[Available data]
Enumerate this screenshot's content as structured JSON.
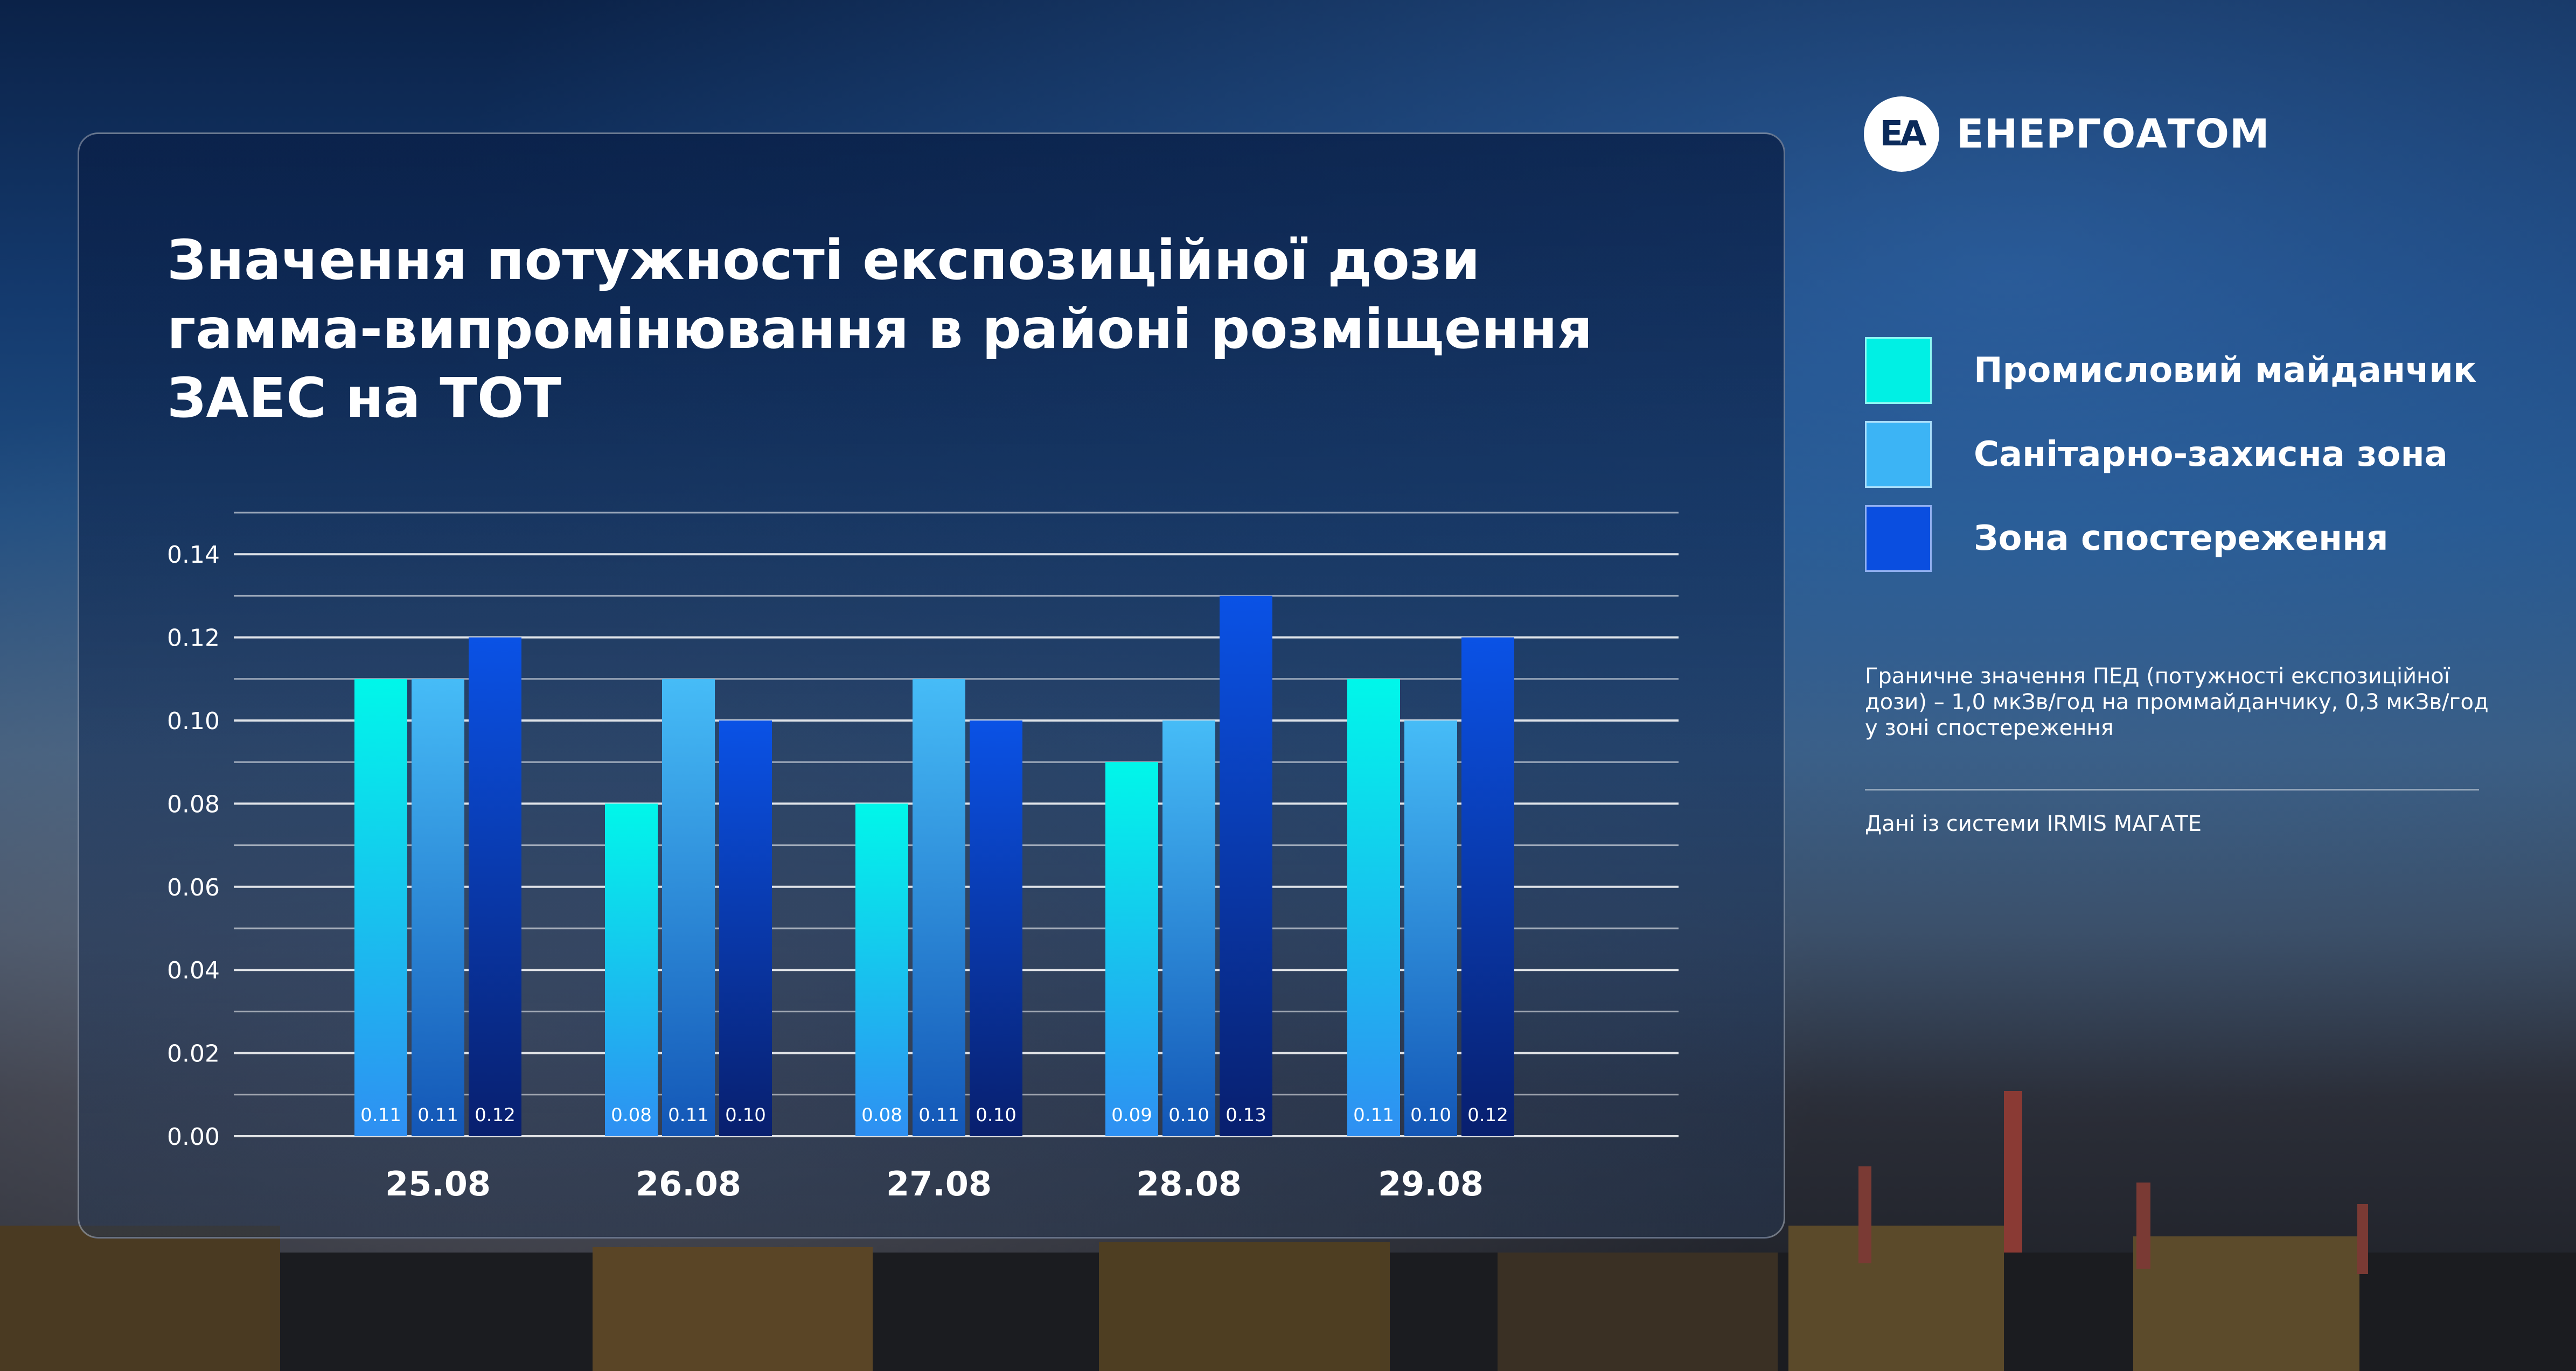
{
  "brand": {
    "logo_mark": "EA",
    "name": "ЕНЕРГОАТОМ"
  },
  "legend": [
    {
      "label": "Промисловий майданчик",
      "color": "#00f0e4"
    },
    {
      "label": "Санітарно-захисна зона",
      "color": "#3cb4f5"
    },
    {
      "label": "Зона спостереження",
      "color": "#0a4ee0"
    }
  ],
  "note": "Граничне значення ПЕД (потужності експозиційної дози) – 1,0 мкЗв/год на проммайданчику, 0,3 мкЗв/год у зоні спостереження",
  "source": "Дані із системи IRMIS МАГАТЕ",
  "chart_data": {
    "type": "bar",
    "title": "Значення потужності експозиційної дози гамма-випромінювання в районі розміщення ЗАЕС на ТОТ",
    "categories": [
      "25.08",
      "26.08",
      "27.08",
      "28.08",
      "29.08"
    ],
    "series": [
      {
        "name": "Промисловий майданчик",
        "values": [
          0.11,
          0.08,
          0.08,
          0.09,
          0.11
        ],
        "labels": [
          "0.11",
          "0.08",
          "0.08",
          "0.09",
          "0.11"
        ]
      },
      {
        "name": "Санітарно-захисна зона",
        "values": [
          0.11,
          0.11,
          0.11,
          0.1,
          0.1
        ],
        "labels": [
          "0.11",
          "0.11",
          "0.11",
          "0.10",
          "0.10"
        ]
      },
      {
        "name": "Зона спостереження",
        "values": [
          0.12,
          0.1,
          0.1,
          0.13,
          0.12
        ],
        "labels": [
          "0.12",
          "0.10",
          "0.10",
          "0.13",
          "0.12"
        ]
      }
    ],
    "yticks": [
      "0.00",
      "0.02",
      "0.04",
      "0.06",
      "0.08",
      "0.10",
      "0.12",
      "0.14"
    ],
    "ylim": [
      0,
      0.15
    ],
    "grid": true,
    "legend_position": "right"
  }
}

[Written instruction] In the listing above, locate each line with "дози" and copy it.

[Complete response]
  "note": "Граничне значення ПЕД (потужності експозиційної дози) – 1,0 мкЗв/год на проммайданчику, 0,3 мкЗв/год у зоні спостереження",
    "title": "Значення потужності експозиційної дози гамма-випромінювання в районі розміщення ЗАЕС на ТОТ",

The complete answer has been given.